• DIRECTIVE: Only lines holding the string "this" are wanted; copy each one from the material.

Records excerpted from a collection:
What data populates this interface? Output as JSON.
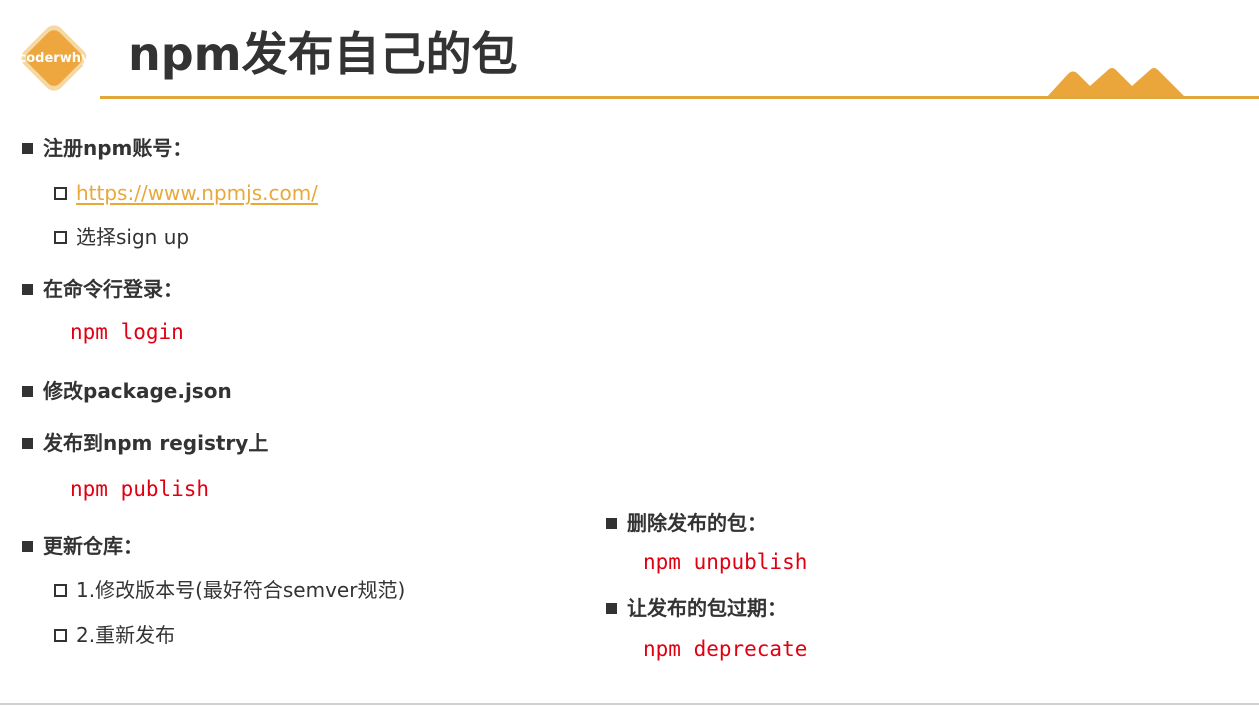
{
  "header": {
    "logo_text": "coderwhy",
    "title": "npm发布自己的包"
  },
  "colors": {
    "accent": "#e8a93a",
    "code": "#e00012",
    "text": "#333333"
  },
  "left": {
    "register": {
      "label": "注册npm账号：",
      "link": "https://www.npmjs.com/",
      "step": "选择sign up"
    },
    "login": {
      "label": "在命令行登录：",
      "code": "npm login"
    },
    "modify": {
      "label": "修改package.json"
    },
    "publish": {
      "label": "发布到npm registry上",
      "code": "npm publish"
    },
    "update": {
      "label": "更新仓库：",
      "steps": [
        "1.修改版本号(最好符合semver规范)",
        "2.重新发布"
      ]
    }
  },
  "right": {
    "unpublish": {
      "label": "删除发布的包：",
      "code": "npm unpublish"
    },
    "deprecate": {
      "label": "让发布的包过期：",
      "code": "npm deprecate"
    }
  }
}
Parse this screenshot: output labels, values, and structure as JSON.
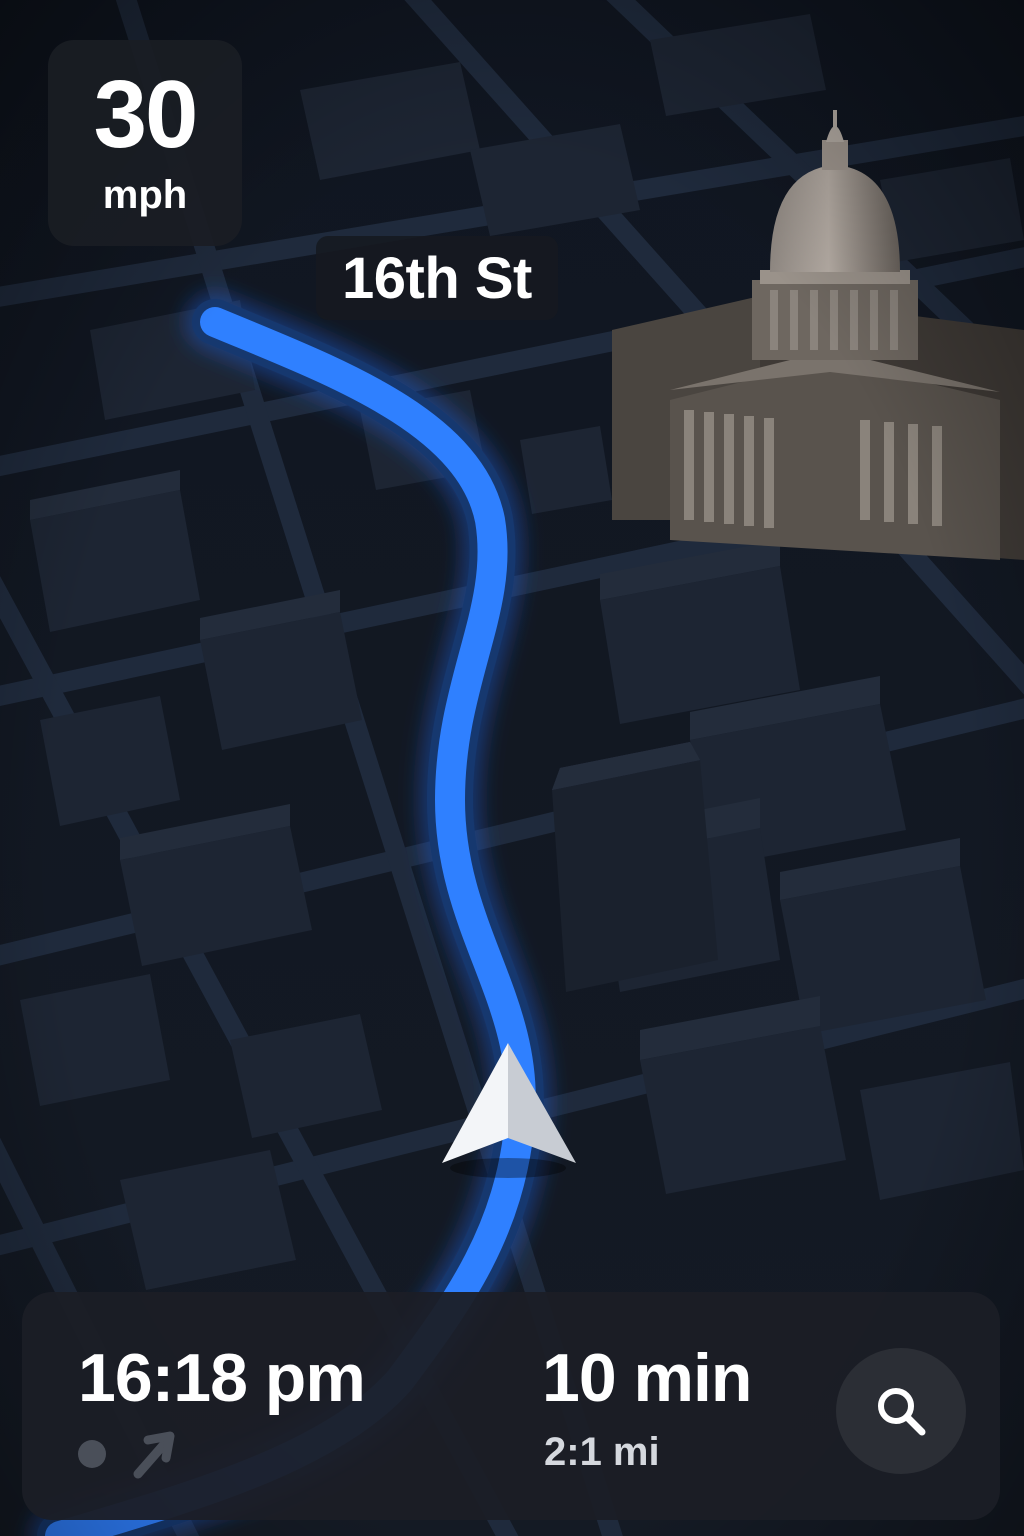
{
  "speed": {
    "value": "30",
    "unit": "mph"
  },
  "street": {
    "name": "16th St"
  },
  "trip": {
    "arrival_time": "16:18 pm",
    "duration": "10 min",
    "distance": "2:1 mi"
  },
  "icons": {
    "navigation": "navigation-arrow-icon",
    "landmark": "capitol-building-icon",
    "status_dot": "dot-icon",
    "direction": "direction-arrow-icon",
    "search": "search-icon"
  },
  "colors": {
    "route": "#2f80ff",
    "map_background": "#111827",
    "panel": "#1b1e26",
    "text": "#ffffff"
  }
}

• THE SOLUTION:
What data populates this interface? Output as JSON.
Parse this screenshot: output labels, values, and structure as JSON.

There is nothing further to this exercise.